**Selected text**.
▬▬▬

The kinetic isotope effect

Up to now you have probably (and rightly) assumed that isotopes of an element are chemically identical. They differ only in the number of neutrons in their nuclei: chemistry generally depends on charge, orbitals, and electrons. It may come as a surprise to find that this is not quite true. Isotopes may differ chemically, because some chemical properties do depend on atomic mass. However, this difference is only significant for hydrogen—no other element has one isotope twice as massive as another! Kinetic isotope effects are the changes in rate observed when a (1H) hydrogen atom is replaced by a (2H) deuterium atom in the same reaction. For any reaction, the kinetic isotope effect (KIE) is defined as

KIE = k_H / k_D

where kH is the rate with a 1H atom in the molecule and kD is the rate with a 2H (deuterium, D) atom in the molecule. How do kinetic isotope effects come about? Even in its lowest energy state a covalent bond never stops vibrating. If it did it would violate a fundamental physical principle, Heisenberg’s uncertainty principle, which states that position and momentum cannot be known exactly at the same time: a non-vibrating pair of atoms have precisely zero momentum and precisely fixed locations. The minimum vibrational energy a bond can have is called the zero-point energy, and the zero-point energy depends on the mass of the atoms attached to the bond— heavier atoms have a lower zero-point energy than lighter ones.

In order to break a covalent bond, a certain amount of energy is required to separate the nuclei from their starting position. This energy has to raise the vibrational state of the bond to the point where it breaks. For the sake of argument, imagine taking a C–H bond in its low estenergy state and breaking it—the diagram shows the amount of energy required, which we can call ΔG‡H. Now do the same for a C–D bond: because the zero point energy of a C–D bond is smaller than that for a C–H bond, the C–D bond needs that little bit more energy ΔG‡D to break: in other words a C–D bond is marginally stronger than a C–H bond. This means reactions in which C–H bonds break go faster than reactions in which C–D bonds break, providing the bond to H (or D) is involved in the rate-determining step. The theoretical maximum value of the KIE is about 7 for reactions at room temperature in which a bond to H or D is being broken. For example, the rates of these two eliminations can be compared, and kH/kD turns out to be 7.1 at 25 °C.

▬▬▬

**What you need to do**.
a) List the things that, according to the kinetic isotope effect text, chemistry generally depends on.
b) Please carry the kinetic isotope effect text forward from its final sentence.

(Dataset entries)
▬▬▬

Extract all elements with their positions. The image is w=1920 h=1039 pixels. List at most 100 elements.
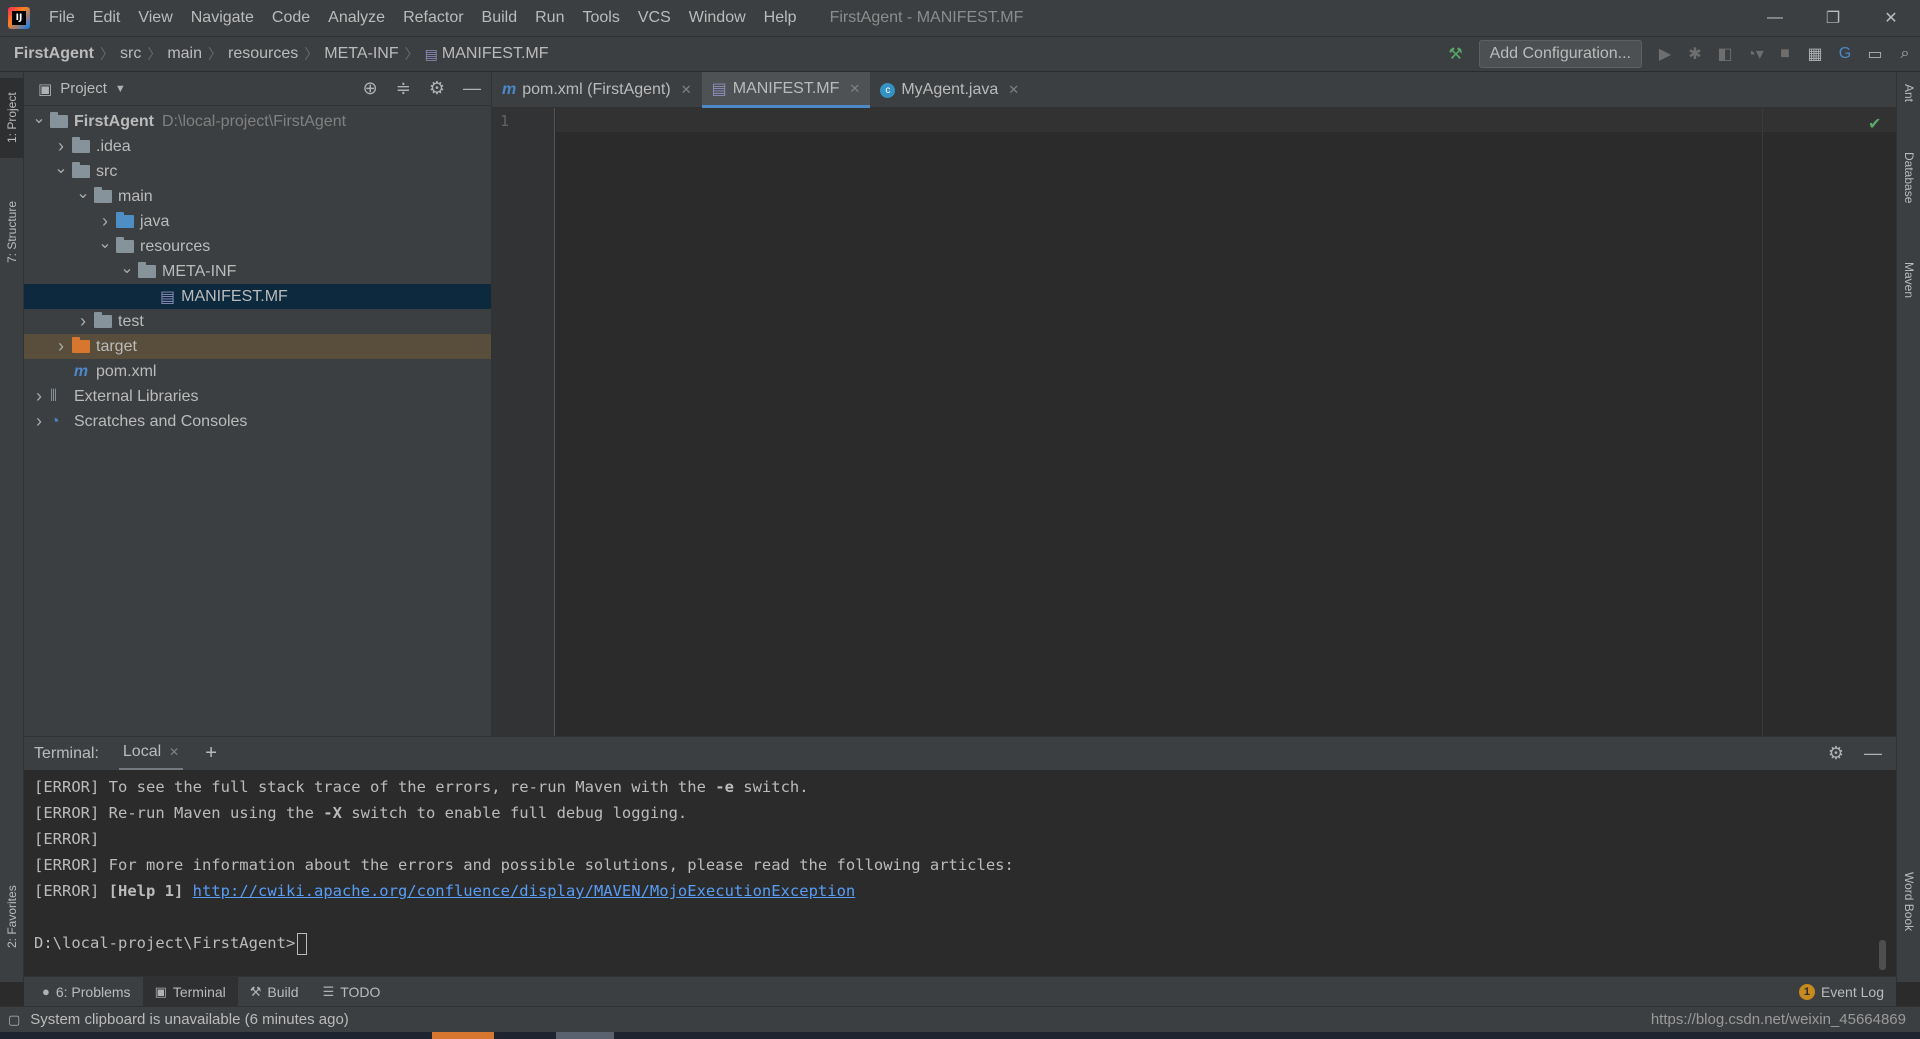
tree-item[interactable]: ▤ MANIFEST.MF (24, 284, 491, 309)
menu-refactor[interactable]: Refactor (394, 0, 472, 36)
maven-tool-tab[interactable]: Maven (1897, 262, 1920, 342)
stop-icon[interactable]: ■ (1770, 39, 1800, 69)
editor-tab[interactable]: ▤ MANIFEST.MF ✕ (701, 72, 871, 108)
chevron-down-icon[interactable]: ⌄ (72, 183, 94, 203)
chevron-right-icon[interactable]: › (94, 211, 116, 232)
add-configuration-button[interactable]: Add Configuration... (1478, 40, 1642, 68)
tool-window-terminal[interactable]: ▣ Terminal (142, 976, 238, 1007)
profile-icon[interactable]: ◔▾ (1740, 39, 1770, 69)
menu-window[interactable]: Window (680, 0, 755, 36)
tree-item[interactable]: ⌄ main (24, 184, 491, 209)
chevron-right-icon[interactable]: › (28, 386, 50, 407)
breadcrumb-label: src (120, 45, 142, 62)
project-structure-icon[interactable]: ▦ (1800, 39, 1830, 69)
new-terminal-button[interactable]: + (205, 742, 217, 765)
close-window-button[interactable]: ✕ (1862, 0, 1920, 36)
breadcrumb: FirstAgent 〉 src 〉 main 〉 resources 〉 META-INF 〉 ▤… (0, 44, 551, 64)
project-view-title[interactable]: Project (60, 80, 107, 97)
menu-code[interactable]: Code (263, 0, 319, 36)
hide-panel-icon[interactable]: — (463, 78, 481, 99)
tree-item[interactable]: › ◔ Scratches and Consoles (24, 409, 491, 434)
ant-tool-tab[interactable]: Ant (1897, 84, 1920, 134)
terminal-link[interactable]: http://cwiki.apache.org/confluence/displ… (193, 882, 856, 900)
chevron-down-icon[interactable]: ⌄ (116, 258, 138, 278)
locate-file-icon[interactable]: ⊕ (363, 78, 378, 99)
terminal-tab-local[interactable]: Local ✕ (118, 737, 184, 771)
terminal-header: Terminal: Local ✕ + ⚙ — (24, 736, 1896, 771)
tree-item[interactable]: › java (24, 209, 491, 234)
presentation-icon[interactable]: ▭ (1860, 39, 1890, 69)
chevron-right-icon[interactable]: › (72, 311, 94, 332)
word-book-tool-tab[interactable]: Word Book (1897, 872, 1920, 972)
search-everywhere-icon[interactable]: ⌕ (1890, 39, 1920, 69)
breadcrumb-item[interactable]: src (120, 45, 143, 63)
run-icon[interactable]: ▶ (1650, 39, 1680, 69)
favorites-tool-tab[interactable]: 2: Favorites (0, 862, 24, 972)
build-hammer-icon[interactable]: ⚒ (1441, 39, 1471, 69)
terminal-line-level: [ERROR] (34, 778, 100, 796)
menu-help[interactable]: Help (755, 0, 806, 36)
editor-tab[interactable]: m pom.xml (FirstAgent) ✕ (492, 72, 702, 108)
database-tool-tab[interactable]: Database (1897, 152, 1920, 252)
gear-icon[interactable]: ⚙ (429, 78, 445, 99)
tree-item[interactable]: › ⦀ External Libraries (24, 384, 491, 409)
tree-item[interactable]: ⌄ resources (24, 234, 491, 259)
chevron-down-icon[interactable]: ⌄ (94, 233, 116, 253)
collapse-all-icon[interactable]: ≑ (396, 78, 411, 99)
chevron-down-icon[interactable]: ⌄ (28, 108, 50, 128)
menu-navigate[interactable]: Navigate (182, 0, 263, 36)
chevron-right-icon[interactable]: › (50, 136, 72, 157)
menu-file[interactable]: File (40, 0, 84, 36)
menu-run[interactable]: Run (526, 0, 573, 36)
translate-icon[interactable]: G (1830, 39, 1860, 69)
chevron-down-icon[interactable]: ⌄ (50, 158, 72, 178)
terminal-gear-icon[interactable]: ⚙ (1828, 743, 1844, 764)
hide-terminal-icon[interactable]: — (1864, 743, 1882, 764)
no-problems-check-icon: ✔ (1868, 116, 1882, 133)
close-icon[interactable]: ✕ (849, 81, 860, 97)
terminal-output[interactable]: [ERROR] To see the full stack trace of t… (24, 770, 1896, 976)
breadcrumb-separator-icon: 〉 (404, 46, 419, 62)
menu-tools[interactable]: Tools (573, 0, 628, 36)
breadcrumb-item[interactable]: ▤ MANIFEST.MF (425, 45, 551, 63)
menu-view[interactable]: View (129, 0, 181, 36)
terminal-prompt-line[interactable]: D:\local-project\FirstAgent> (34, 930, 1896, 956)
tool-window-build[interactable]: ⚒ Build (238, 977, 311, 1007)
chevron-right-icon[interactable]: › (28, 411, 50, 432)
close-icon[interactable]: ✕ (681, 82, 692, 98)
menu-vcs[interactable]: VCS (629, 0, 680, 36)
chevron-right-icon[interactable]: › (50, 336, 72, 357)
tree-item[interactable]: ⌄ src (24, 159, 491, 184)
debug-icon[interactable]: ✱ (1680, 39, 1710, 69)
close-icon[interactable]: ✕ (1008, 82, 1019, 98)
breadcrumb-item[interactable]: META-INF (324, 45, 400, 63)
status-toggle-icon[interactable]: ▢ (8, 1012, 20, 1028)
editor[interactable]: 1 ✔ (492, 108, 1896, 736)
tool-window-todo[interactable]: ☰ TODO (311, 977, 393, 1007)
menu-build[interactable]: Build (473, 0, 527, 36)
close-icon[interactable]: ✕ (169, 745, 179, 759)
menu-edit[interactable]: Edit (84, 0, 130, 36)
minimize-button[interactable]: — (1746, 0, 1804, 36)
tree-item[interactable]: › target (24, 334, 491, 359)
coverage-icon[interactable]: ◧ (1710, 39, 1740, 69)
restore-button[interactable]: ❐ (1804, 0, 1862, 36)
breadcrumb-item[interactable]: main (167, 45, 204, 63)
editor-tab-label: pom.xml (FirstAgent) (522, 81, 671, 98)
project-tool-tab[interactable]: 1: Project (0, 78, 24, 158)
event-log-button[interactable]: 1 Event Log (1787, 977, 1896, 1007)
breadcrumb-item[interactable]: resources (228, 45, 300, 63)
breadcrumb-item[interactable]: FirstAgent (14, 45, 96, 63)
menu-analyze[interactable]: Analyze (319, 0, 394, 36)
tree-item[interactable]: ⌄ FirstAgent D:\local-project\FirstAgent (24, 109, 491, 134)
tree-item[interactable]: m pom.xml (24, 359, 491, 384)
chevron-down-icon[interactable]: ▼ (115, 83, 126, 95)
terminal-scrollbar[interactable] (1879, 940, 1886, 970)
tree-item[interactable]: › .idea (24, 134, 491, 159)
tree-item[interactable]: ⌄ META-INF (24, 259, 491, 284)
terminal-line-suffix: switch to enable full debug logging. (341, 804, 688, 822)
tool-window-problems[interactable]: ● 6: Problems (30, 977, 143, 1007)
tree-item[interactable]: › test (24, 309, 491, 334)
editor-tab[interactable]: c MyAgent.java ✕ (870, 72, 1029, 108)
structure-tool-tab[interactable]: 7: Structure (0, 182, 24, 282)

▬▬▬

**Expected answers**.
a)
- Charge
- Orbitals
- Electrons

b)
In this case the fact that the KIE is non-zero tells us that the C–H (or C–D) bond is being broken during the rate-determining step, and so the reaction must be an E2 elimination. In E1 eliminations, the rate-determining step does not involve a breaking C–H bond. we told you that the rate-determining step in the nitration of benzene was the attack of the electrophile on the benzene ring. This is easily verified by replacing the hydro gen atoms round the benzene ring with deuteriums. The rate of the reaction stays the same, so the C–H (or C–D) bonds cannot be involved in the rate-determining step. If the second step, which does involve the breaking of a C–H bond, were the rate-determining step it would go more slowly if the H were replaced by D.

By contrast, for the iodination of phenol in basic solution there is a deuterium isotope effect of kH/kD = 4.1. Clearly, the loss of the proton from the intermediate must now be the rate determining step—the phenolate ion reacts so rapidly that the first step is faster than the second.

The deuterium isotope effect can add to the information from Hammett plots in building up a picture of a transition state. Three separate Hammett ρ values can be measured for the elimination reaction and this information is very valuable. In addition, a large KIE k_H/k_D = 7.1 is observed for the hydrogen atom under attack.

It is no surprise that the base (ArO⁻) donates electrons and the leaving group (ArSO₃⁻) accepts them, as the ρ values indicate. The large deuterium isotope effect tells us that the reaction is E2, but additional information comes from the moderate positive ρ(Y) value for the aromatic ring adjacent to the proton being lost. It might have been expected that this ring is merely a spectator, but in fact the reaction must involve a build-up of negative charge, which can be stabilized by an electron-donating substituent Y. This can be explained if we assume that the removal of the proton is slightly more advanced at the transition state than loss of the leaving group.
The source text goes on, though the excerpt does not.